Dataset entries on figures
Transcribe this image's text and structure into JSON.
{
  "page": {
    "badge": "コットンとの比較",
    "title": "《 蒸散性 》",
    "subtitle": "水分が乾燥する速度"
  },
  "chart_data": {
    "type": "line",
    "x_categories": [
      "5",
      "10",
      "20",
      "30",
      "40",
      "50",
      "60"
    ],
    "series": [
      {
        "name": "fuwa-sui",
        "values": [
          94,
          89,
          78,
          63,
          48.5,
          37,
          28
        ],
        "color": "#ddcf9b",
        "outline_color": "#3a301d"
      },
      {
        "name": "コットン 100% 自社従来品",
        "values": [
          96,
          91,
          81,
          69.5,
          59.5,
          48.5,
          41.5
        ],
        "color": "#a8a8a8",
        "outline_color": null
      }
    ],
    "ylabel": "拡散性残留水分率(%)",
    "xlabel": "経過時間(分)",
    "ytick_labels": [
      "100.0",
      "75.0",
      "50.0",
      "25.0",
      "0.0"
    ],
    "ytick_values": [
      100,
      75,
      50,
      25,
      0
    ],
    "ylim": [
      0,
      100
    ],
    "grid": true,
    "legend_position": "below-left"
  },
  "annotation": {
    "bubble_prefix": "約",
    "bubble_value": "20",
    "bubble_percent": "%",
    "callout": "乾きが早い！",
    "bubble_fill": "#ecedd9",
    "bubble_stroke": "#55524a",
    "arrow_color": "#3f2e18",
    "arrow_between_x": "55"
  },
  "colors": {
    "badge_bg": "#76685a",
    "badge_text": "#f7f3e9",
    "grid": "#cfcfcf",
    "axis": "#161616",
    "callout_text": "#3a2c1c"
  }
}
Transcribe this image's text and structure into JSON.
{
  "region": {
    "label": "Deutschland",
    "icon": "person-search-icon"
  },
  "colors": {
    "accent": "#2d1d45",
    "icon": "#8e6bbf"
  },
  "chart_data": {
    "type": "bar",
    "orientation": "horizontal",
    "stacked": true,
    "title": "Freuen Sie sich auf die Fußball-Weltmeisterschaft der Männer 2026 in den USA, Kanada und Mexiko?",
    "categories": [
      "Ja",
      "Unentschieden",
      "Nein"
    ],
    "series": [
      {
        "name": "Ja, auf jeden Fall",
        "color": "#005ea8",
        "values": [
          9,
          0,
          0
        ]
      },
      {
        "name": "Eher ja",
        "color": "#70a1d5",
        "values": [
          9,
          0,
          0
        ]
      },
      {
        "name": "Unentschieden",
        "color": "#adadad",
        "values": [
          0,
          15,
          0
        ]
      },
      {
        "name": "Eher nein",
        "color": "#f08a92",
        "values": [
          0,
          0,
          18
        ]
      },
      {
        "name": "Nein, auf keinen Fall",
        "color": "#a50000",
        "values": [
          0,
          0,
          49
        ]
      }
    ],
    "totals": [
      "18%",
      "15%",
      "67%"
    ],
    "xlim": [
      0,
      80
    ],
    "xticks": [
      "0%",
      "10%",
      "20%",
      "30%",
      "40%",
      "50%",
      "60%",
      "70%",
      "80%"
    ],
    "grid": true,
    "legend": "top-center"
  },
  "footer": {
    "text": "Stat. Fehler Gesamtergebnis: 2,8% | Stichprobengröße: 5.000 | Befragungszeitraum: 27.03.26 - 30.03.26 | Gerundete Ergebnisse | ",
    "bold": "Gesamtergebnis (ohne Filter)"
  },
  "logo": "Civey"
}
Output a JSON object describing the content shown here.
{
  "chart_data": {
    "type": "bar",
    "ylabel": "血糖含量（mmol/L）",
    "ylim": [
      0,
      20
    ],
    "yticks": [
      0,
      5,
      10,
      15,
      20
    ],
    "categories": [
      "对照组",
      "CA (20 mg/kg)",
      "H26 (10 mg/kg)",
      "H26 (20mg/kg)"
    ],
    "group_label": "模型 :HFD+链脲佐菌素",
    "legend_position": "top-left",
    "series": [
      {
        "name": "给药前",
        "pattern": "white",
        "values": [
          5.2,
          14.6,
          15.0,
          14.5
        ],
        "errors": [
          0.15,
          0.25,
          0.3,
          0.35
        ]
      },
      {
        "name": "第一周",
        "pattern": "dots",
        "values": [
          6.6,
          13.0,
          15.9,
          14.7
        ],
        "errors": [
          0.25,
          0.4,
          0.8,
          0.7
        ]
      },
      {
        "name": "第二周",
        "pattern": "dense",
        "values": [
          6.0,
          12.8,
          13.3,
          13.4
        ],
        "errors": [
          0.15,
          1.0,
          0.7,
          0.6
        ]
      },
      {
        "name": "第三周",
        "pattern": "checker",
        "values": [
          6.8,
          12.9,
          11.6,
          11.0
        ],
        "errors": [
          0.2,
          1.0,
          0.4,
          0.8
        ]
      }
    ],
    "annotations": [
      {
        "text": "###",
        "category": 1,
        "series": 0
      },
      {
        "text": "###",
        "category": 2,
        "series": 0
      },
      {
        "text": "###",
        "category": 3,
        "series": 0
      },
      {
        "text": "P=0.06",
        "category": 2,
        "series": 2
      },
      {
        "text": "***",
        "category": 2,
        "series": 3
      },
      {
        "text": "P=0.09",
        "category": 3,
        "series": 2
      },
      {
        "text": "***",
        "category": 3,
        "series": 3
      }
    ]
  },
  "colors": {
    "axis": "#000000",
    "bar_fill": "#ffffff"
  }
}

■ **STATED EXERCISE**: From the data above, copy each line where the string "Gesamtergebnis" appears.

■ **FINAL ANSWER**:
    "text": "Stat. Fehler Gesamtergebnis: 2,8% | Stichprobengröße: 5.000 | Befragungszeitraum: 27.03.26 - 30.03.26 | Gerundete Ergebnisse | ",
    "bold": "Gesamtergebnis (ohne Filter)"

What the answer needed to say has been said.